# Directions for this task
Count how many lines below contain the word "ylabel", then give that number alone.

═══

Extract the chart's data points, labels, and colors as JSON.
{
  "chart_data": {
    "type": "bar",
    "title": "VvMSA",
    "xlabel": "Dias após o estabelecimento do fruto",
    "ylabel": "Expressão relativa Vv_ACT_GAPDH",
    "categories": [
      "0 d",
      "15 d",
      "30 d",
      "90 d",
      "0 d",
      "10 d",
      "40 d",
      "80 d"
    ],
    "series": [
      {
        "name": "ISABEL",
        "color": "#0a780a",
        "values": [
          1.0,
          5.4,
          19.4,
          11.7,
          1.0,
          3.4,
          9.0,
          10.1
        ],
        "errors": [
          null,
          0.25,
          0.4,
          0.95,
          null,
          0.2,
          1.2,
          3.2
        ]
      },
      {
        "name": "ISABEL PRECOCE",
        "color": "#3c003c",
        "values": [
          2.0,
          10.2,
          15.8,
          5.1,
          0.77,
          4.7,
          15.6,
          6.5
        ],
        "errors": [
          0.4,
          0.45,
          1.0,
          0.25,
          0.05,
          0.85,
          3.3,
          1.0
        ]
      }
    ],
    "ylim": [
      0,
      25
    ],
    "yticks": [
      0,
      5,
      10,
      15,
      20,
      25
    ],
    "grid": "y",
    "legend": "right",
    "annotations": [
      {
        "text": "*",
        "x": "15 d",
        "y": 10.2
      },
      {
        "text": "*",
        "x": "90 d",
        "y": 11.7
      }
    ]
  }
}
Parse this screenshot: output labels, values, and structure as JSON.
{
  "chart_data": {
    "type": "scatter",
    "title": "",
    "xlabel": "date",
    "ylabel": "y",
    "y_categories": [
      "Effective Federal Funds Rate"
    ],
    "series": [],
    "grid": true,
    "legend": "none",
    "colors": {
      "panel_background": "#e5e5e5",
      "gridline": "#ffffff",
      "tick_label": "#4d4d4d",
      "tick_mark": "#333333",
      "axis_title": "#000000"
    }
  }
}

═══

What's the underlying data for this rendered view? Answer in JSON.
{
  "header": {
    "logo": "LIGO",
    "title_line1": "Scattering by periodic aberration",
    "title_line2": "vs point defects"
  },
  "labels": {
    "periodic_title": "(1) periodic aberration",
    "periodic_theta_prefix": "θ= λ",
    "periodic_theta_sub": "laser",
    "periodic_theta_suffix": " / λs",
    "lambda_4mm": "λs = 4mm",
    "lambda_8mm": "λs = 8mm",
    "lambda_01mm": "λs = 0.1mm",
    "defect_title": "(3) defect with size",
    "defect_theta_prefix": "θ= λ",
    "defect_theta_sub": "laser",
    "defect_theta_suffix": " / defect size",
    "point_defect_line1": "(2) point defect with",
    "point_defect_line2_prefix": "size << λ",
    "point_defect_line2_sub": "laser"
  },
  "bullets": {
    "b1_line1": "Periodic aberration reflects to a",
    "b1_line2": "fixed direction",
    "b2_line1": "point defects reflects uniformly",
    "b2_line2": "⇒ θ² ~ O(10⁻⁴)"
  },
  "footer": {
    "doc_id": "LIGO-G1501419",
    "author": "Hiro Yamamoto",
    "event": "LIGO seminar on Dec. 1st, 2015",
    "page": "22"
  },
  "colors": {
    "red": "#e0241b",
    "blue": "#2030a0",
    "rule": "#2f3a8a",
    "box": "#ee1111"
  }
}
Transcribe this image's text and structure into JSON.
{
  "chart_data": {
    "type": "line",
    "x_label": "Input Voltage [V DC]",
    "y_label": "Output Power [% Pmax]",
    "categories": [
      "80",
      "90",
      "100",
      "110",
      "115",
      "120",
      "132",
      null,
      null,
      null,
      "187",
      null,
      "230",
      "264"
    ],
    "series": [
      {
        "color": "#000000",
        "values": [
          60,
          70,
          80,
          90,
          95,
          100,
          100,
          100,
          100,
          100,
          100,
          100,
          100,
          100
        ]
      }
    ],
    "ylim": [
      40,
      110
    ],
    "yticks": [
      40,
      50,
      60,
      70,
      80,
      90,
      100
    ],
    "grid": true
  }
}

═══

# Exercise solution
2